READING TEXT:
/---

Your horse's sinus is part of his respiratory system. While equine sinusitis is relatively common, immediate action is necessary to keep the infectious condition from getting worse. It's important to know what symptoms to watch for so you'll know when your horse is suffering from sinusitis.
Equine Sinus Anatomy
Your horse's sinus system begins above his eyes, at the center of his forehead, and continues down his facial crest to halfway between his eyes and the tip of his nose. The equine sinus consists of numerous air cavities, including the frontal sinus, conchofrontal sinus, dorsal nasal meatus, dorsal nasal concha, middle nasal meatus, ventral nasal concha, palatine sinus and ventral nasal meatus. These air chambers, tucked between the bones of your horse's head, are aligned with a protective mucosal membrane. A horse's nasal sinus cavities lead to the esophagus and trachea, ultimately delivering air to the respiratory system and, by extension, the bloodstream.
Sinusitis Definition and Causes
An equine sinus infection typically effects each of the sinus cavities on one side of a horse's head. Sinus infections are common in horses, and there are two principal causes. In primary sinusitis, the bacterial infection breaches the lining of the sinus cavities and amasses bacterial pus, mucus and phlegm. Secondary sinusitis stems from a diseased and infectious cheek tooth. The roots of your horse's back teeth are adjacent to the sinus cavities, and an abscess infection of these teeth can spread to his sinuses. The symptoms of primary and secondary equine sinusitis are similar, with secondary symptoms appearing more severe, and are accompanied by an atrociously odorous breath. Aside from these more common causes, ahorse's sinus infection may also be caused by a nasal cyst or tumor, an ethmoid hematoma, a fungal granuloma or a facial bone fracture.

\---

DATA EXCERPTS:

/---

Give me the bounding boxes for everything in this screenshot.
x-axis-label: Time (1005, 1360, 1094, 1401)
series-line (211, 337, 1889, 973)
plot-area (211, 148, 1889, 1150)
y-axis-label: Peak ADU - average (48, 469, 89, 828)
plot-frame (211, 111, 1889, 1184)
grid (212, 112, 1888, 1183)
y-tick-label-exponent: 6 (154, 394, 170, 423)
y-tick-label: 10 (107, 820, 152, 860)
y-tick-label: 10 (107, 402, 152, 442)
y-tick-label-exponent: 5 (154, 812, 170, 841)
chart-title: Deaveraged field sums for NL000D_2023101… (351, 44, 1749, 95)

\---

PARTS OF THE EXERCISE:
A) According to the text on equine sinusitis, what does secondary sinusitis stem from?
B) Which air cavities does the text on equine sinusitis name as making up the equine sinus? List every one.
C) Write the next part of the text on equine sinusitis, picking up after its final sentence.

ANSWERS IN ORDER:
A) A diseased and infectious cheek tooth.

B) Frontal sinus, conchofrontal sinus, dorsal nasal meatus, dorsal nasal concha, middle nasal meatus, ventral nasal concha, palatine sinus, ventral nasal meatus

C)
Symptoms of Equine Sinusitis
Report any unusual symptoms your horse displays to his veterinarian immediately. Nasal discharge in horses is usually due to an infection in the respiratory system. Nasal discharge that does not diminish with the administration of antibiotics, or that comes from a single nostril, indicates that the infection stems from the sinus pockets and is typically diagnosed as sinusitis. Other possible symptoms of equine sinusitis include facial swelling, reoccurring upper respiratory tract infections, head shaking, loss of facial hair and heavy breathing.
Diagnosis and Treatment
Your veterinarian may use a variety of diagnostic techniques to diagnose your horse's sinus infection. Reoccurring sinus problems may be the initial indicator; a physical exam would be in order. Diagnostic equipment your vet might use include endoscopy, sinoscopy, radiography, computer tomography or nuclear medicine. Your veterinarian might start with antibiotics to reduce the severity of the symptoms and follow with sinusitis surgery. If sinusitis is caught early, a horse's surgical procedure is less complicated -- it's a surgical debridement, where the sinus is opened surgically and flushed repeatedly with a disinfectant solution to cure the infection. In secondary sinusitis cases, an abscessed or damaged tooth requires removal. If the secondary cause is a cyst or tumor, the vet will order a biopsy and the growth may be removed via surgery.